Dataset excerpt:

——

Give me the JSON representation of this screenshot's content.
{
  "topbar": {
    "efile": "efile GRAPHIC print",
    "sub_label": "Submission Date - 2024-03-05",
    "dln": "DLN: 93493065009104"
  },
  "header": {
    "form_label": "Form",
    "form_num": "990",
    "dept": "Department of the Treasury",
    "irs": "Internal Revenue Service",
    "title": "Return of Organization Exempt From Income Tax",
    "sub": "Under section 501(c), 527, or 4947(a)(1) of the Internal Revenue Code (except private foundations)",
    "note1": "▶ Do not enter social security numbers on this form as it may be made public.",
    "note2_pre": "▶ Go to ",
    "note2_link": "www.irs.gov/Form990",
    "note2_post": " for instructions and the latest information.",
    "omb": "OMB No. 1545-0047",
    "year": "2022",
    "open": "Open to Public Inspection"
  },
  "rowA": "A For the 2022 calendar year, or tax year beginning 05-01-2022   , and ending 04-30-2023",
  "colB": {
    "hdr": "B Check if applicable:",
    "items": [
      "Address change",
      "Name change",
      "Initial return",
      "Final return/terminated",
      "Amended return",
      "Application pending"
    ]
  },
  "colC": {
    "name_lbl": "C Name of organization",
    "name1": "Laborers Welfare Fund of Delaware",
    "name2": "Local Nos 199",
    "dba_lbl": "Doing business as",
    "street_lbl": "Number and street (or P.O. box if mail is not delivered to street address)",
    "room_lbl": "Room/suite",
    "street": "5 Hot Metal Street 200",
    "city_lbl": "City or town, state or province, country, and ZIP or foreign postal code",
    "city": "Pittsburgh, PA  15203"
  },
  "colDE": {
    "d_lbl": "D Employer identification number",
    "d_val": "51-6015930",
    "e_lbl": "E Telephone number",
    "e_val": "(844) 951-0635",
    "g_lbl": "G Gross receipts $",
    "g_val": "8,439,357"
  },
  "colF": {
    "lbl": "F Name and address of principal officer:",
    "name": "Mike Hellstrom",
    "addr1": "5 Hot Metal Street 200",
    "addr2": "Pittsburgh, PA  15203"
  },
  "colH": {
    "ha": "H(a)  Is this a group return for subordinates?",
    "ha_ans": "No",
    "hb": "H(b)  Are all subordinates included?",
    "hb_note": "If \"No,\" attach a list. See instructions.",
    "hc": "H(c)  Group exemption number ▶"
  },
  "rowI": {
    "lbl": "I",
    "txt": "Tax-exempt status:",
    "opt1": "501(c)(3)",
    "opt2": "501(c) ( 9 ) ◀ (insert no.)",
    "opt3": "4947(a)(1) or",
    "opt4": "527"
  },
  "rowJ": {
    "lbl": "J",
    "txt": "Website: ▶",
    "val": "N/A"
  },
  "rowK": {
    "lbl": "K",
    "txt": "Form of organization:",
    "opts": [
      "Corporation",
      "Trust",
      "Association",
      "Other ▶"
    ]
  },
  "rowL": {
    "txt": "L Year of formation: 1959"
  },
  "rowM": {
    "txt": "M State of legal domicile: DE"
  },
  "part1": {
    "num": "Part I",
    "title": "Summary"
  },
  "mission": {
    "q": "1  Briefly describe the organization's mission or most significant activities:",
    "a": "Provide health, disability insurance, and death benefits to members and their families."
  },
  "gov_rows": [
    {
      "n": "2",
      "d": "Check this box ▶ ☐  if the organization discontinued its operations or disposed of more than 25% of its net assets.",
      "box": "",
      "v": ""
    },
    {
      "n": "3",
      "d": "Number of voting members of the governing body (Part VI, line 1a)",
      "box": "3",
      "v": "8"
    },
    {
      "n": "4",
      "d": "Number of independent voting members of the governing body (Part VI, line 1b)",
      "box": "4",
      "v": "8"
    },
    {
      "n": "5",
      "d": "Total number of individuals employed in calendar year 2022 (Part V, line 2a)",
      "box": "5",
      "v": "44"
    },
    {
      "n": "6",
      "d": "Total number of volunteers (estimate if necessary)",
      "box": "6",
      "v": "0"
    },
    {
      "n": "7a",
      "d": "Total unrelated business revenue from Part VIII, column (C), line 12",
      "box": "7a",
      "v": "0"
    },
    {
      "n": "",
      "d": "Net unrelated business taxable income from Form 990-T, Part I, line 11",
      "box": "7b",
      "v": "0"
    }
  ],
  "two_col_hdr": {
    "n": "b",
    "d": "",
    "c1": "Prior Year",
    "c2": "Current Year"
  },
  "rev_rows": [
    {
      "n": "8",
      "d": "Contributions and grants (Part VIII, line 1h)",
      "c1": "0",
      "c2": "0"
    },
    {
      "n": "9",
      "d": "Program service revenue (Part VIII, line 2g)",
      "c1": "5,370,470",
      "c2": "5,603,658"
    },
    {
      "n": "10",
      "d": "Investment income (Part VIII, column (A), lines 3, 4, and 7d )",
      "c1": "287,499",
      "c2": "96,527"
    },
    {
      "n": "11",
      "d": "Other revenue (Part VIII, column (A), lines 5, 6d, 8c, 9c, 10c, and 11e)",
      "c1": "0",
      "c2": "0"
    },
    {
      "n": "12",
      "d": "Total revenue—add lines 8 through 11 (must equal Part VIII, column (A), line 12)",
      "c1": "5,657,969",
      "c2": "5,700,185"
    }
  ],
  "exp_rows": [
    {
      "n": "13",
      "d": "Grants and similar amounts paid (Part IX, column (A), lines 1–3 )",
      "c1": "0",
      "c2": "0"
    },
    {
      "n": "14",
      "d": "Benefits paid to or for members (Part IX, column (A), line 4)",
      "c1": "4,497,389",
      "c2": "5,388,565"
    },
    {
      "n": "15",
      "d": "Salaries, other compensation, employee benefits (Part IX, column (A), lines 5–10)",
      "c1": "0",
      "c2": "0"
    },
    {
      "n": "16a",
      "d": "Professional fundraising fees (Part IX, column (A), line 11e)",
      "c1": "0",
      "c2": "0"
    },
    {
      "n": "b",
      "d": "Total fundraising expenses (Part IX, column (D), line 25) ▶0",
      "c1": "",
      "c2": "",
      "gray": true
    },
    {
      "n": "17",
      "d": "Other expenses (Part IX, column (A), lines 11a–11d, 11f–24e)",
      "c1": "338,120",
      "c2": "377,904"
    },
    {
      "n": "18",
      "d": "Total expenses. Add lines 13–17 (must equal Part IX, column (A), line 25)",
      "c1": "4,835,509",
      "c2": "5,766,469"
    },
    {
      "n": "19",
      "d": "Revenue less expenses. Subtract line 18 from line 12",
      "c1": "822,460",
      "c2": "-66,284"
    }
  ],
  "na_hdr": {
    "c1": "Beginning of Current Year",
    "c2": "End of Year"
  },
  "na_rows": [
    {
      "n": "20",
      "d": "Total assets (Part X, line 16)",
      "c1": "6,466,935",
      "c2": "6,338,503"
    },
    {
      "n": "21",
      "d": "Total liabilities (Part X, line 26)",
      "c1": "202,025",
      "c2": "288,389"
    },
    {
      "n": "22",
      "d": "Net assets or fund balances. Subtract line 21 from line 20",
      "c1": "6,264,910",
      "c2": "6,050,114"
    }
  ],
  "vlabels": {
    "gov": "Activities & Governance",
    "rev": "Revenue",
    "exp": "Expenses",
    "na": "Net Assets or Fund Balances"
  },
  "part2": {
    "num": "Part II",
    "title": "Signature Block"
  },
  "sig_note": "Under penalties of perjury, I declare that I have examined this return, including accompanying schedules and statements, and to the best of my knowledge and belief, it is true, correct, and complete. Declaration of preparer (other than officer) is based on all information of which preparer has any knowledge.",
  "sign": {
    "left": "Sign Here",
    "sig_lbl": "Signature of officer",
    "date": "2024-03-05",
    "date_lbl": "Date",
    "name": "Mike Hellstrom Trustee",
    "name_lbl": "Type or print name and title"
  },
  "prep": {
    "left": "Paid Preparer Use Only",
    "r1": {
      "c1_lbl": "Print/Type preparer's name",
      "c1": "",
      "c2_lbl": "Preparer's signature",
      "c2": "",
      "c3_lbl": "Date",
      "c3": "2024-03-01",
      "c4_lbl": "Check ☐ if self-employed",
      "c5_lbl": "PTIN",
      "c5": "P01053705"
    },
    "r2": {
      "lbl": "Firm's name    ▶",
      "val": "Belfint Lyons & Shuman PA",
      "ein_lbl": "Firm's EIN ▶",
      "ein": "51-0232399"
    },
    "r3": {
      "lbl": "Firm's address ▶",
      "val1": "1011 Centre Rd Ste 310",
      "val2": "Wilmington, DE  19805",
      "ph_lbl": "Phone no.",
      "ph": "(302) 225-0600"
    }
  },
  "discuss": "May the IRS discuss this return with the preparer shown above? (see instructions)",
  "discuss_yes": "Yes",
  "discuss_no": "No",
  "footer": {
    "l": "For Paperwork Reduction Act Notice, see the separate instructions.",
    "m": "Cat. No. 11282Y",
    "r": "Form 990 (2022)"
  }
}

——

__INSTRUCTIONS FOR THE TASK__
Give only the number of lines in the listing above that include the string "governing".

__SOLVED EXERCISE__
2